» **WHAT IS NEEDED**: Extract every record, keeping each one exactly as it is.

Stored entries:
※

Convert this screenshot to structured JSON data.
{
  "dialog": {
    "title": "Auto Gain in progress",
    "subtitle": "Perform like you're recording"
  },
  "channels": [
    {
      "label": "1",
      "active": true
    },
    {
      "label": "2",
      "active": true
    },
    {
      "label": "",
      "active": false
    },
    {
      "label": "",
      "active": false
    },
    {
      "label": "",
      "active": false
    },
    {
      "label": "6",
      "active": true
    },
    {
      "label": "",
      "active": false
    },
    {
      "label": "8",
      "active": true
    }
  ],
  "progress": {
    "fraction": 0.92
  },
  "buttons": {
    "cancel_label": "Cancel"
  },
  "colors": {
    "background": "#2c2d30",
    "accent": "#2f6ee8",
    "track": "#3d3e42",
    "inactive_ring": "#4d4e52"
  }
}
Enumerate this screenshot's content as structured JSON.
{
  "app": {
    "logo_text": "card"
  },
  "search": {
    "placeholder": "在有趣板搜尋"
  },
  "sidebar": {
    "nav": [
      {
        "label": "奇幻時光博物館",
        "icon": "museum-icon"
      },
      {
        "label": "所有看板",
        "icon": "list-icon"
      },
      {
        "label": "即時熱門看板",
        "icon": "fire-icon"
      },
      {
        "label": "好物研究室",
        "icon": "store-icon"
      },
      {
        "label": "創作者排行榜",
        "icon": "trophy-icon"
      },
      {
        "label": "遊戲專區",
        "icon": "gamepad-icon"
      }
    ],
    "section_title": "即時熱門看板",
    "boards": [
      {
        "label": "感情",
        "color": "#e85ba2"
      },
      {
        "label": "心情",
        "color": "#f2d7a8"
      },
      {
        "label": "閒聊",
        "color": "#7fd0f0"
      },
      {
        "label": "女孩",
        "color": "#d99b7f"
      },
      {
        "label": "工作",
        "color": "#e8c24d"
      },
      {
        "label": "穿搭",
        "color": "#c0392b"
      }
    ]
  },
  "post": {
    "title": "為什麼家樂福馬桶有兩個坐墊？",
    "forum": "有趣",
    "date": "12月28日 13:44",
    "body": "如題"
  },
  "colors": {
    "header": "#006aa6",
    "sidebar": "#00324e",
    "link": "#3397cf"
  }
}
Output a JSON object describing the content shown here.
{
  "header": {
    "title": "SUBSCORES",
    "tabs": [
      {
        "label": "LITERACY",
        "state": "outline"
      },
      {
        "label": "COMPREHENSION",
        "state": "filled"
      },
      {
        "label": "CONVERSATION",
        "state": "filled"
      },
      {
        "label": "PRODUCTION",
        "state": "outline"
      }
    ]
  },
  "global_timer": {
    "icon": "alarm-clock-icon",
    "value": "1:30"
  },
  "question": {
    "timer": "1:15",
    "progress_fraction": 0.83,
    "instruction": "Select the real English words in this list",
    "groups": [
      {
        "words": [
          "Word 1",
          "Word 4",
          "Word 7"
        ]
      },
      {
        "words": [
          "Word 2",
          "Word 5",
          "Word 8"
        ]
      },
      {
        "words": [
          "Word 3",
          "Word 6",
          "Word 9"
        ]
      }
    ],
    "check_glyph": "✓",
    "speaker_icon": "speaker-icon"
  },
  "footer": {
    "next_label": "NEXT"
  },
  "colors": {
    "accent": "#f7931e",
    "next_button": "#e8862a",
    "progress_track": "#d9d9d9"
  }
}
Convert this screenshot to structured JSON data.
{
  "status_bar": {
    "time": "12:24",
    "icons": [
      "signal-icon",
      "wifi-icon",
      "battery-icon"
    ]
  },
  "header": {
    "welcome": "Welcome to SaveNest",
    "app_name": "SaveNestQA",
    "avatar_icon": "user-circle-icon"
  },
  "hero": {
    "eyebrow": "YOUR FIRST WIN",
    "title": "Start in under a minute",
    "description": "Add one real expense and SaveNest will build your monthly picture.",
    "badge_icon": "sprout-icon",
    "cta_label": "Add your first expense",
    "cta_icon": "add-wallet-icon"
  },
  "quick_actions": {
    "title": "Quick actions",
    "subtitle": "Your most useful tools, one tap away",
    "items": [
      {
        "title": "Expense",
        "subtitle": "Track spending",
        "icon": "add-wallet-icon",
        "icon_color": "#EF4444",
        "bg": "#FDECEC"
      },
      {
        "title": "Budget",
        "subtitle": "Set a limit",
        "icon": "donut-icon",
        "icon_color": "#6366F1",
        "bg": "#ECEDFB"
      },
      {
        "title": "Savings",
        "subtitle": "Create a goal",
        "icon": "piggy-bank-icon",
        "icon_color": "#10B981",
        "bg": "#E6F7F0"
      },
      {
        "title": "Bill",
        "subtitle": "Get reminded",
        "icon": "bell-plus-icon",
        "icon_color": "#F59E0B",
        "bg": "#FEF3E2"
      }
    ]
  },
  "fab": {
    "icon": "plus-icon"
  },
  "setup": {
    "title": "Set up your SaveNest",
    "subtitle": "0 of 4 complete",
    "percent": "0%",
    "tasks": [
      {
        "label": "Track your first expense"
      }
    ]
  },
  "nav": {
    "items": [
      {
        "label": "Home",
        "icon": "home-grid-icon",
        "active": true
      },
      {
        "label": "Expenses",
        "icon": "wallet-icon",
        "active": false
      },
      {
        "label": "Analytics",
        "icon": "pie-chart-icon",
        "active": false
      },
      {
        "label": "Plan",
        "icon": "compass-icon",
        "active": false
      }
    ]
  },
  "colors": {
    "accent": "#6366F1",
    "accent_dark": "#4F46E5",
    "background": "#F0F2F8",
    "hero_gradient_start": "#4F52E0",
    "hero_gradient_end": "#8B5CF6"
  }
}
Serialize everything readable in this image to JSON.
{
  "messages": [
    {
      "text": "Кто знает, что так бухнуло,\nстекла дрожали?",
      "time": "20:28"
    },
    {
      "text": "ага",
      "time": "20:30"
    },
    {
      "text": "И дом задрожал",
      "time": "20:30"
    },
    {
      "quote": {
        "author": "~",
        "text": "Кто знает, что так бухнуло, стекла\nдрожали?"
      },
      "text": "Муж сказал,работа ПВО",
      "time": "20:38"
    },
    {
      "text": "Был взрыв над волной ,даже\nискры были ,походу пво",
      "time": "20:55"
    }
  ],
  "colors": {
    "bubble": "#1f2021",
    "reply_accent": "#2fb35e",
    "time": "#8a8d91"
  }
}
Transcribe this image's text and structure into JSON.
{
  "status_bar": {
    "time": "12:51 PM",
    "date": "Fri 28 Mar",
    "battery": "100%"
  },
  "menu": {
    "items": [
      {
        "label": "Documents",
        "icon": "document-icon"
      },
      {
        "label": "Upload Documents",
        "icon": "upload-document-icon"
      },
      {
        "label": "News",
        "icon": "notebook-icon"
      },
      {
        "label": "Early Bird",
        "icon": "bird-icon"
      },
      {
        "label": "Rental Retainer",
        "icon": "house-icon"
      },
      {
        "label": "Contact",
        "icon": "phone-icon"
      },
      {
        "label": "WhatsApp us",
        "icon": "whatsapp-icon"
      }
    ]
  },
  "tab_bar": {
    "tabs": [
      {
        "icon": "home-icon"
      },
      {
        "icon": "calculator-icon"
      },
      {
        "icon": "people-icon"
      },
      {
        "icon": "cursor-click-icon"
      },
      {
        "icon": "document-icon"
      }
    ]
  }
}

※

» **SOLUTION TO THE EXERCISE**:
Convert this screenshot to structured JSON data.
{
  "dialog": {
    "title": "Auto Gain in progress",
    "subtitle": "Perform like you're recording"
  },
  "channels": [
    {
      "label": "1",
      "active": true
    },
    {
      "label": "2",
      "active": true
    },
    {
      "label": "",
      "active": false
    },
    {
      "label": "",
      "active": false
    },
    {
      "label": "",
      "active": false
    },
    {
      "label": "6",
      "active": true
    },
    {
      "label": "",
      "active": false
    },
    {
      "label": "8",
      "active": true
    }
  ],
  "progress": {
    "fraction": 0.92
  },
  "buttons": {
    "cancel_label": "Cancel"
  },
  "colors": {
    "background": "#2c2d30",
    "accent": "#2f6ee8",
    "track": "#3d3e42",
    "inactive_ring": "#4d4e52"
  }
}
Enumerate this screenshot's content as structured JSON.
{
  "app": {
    "logo_text": "card"
  },
  "search": {
    "placeholder": "在有趣板搜尋"
  },
  "sidebar": {
    "nav": [
      {
        "label": "奇幻時光博物館",
        "icon": "museum-icon"
      },
      {
        "label": "所有看板",
        "icon": "list-icon"
      },
      {
        "label": "即時熱門看板",
        "icon": "fire-icon"
      },
      {
        "label": "好物研究室",
        "icon": "store-icon"
      },
      {
        "label": "創作者排行榜",
        "icon": "trophy-icon"
      },
      {
        "label": "遊戲專區",
        "icon": "gamepad-icon"
      }
    ],
    "section_title": "即時熱門看板",
    "boards": [
      {
        "label": "感情",
        "color": "#e85ba2"
      },
      {
        "label": "心情",
        "color": "#f2d7a8"
      },
      {
        "label": "閒聊",
        "color": "#7fd0f0"
      },
      {
        "label": "女孩",
        "color": "#d99b7f"
      },
      {
        "label": "工作",
        "color": "#e8c24d"
      },
      {
        "label": "穿搭",
        "color": "#c0392b"
      }
    ]
  },
  "post": {
    "title": "為什麼家樂福馬桶有兩個坐墊？",
    "forum": "有趣",
    "date": "12月28日 13:44",
    "body": "如題"
  },
  "colors": {
    "header": "#006aa6",
    "sidebar": "#00324e",
    "link": "#3397cf"
  }
}
Output a JSON object describing the content shown here.
{
  "header": {
    "title": "SUBSCORES",
    "tabs": [
      {
        "label": "LITERACY",
        "state": "outline"
      },
      {
        "label": "COMPREHENSION",
        "state": "filled"
      },
      {
        "label": "CONVERSATION",
        "state": "filled"
      },
      {
        "label": "PRODUCTION",
        "state": "outline"
      }
    ]
  },
  "global_timer": {
    "icon": "alarm-clock-icon",
    "value": "1:30"
  },
  "question": {
    "timer": "1:15",
    "progress_fraction": 0.83,
    "instruction": "Select the real English words in this list",
    "groups": [
      {
        "words": [
          "Word 1",
          "Word 4",
          "Word 7"
        ]
      },
      {
        "words": [
          "Word 2",
          "Word 5",
          "Word 8"
        ]
      },
      {
        "words": [
          "Word 3",
          "Word 6",
          "Word 9"
        ]
      }
    ],
    "check_glyph": "✓",
    "speaker_icon": "speaker-icon"
  },
  "footer": {
    "next_label": "NEXT"
  },
  "colors": {
    "accent": "#f7931e",
    "next_button": "#e8862a",
    "progress_track": "#d9d9d9"
  }
}
Convert this screenshot to structured JSON data.
{
  "status_bar": {
    "time": "12:24",
    "icons": [
      "signal-icon",
      "wifi-icon",
      "battery-icon"
    ]
  },
  "header": {
    "welcome": "Welcome to SaveNest",
    "app_name": "SaveNestQA",
    "avatar_icon": "user-circle-icon"
  },
  "hero": {
    "eyebrow": "YOUR FIRST WIN",
    "title": "Start in under a minute",
    "description": "Add one real expense and SaveNest will build your monthly picture.",
    "badge_icon": "sprout-icon",
    "cta_label": "Add your first expense",
    "cta_icon": "add-wallet-icon"
  },
  "quick_actions": {
    "title": "Quick actions",
    "subtitle": "Your most useful tools, one tap away",
    "items": [
      {
        "title": "Expense",
        "subtitle": "Track spending",
        "icon": "add-wallet-icon",
        "icon_color": "#EF4444",
        "bg": "#FDECEC"
      },
      {
        "title": "Budget",
        "subtitle": "Set a limit",
        "icon": "donut-icon",
        "icon_color": "#6366F1",
        "bg": "#ECEDFB"
      },
      {
        "title": "Savings",
        "subtitle": "Create a goal",
        "icon": "piggy-bank-icon",
        "icon_color": "#10B981",
        "bg": "#E6F7F0"
      },
      {
        "title": "Bill",
        "subtitle": "Get reminded",
        "icon": "bell-plus-icon",
        "icon_color": "#F59E0B",
        "bg": "#FEF3E2"
      }
    ]
  },
  "fab": {
    "icon": "plus-icon"
  },
  "setup": {
    "title": "Set up your SaveNest",
    "subtitle": "0 of 4 complete",
    "percent": "0%",
    "tasks": [
      {
        "label": "Track your first expense"
      }
    ]
  },
  "nav": {
    "items": [
      {
        "label": "Home",
        "icon": "home-grid-icon",
        "active": true
      },
      {
        "label": "Expenses",
        "icon": "wallet-icon",
        "active": false
      },
      {
        "label": "Analytics",
        "icon": "pie-chart-icon",
        "active": false
      },
      {
        "label": "Plan",
        "icon": "compass-icon",
        "active": false
      }
    ]
  },
  "colors": {
    "accent": "#6366F1",
    "accent_dark": "#4F46E5",
    "background": "#F0F2F8",
    "hero_gradient_start": "#4F52E0",
    "hero_gradient_end": "#8B5CF6"
  }
}
Serialize everything readable in this image to JSON.
{
  "messages": [
    {
      "text": "Кто знает, что так бухнуло,\nстекла дрожали?",
      "time": "20:28"
    },
    {
      "text": "ага",
      "time": "20:30"
    },
    {
      "text": "И дом задрожал",
      "time": "20:30"
    },
    {
      "quote": {
        "author": "~",
        "text": "Кто знает, что так бухнуло, стекла\nдрожали?"
      },
      "text": "Муж сказал,работа ПВО",
      "time": "20:38"
    },
    {
      "text": "Был взрыв над волной ,даже\nискры были ,походу пво",
      "time": "20:55"
    }
  ],
  "colors": {
    "bubble": "#1f2021",
    "reply_accent": "#2fb35e",
    "time": "#8a8d91"
  }
}
Transcribe this image's text and structure into JSON.
{
  "status_bar": {
    "time": "12:51 PM",
    "date": "Fri 28 Mar",
    "battery": "100%"
  },
  "menu": {
    "items": [
      {
        "label": "Documents",
        "icon": "document-icon"
      },
      {
        "label": "Upload Documents",
        "icon": "upload-document-icon"
      },
      {
        "label": "News",
        "icon": "notebook-icon"
      },
      {
        "label": "Early Bird",
        "icon": "bird-icon"
      },
      {
        "label": "Rental Retainer",
        "icon": "house-icon"
      },
      {
        "label": "Contact",
        "icon": "phone-icon"
      },
      {
        "label": "WhatsApp us",
        "icon": "whatsapp-icon"
      }
    ]
  },
  "tab_bar": {
    "tabs": [
      {
        "icon": "home-icon"
      },
      {
        "icon": "calculator-icon"
      },
      {
        "icon": "people-icon"
      },
      {
        "icon": "cursor-click-icon"
      },
      {
        "icon": "document-icon"
      }
    ]
  }
}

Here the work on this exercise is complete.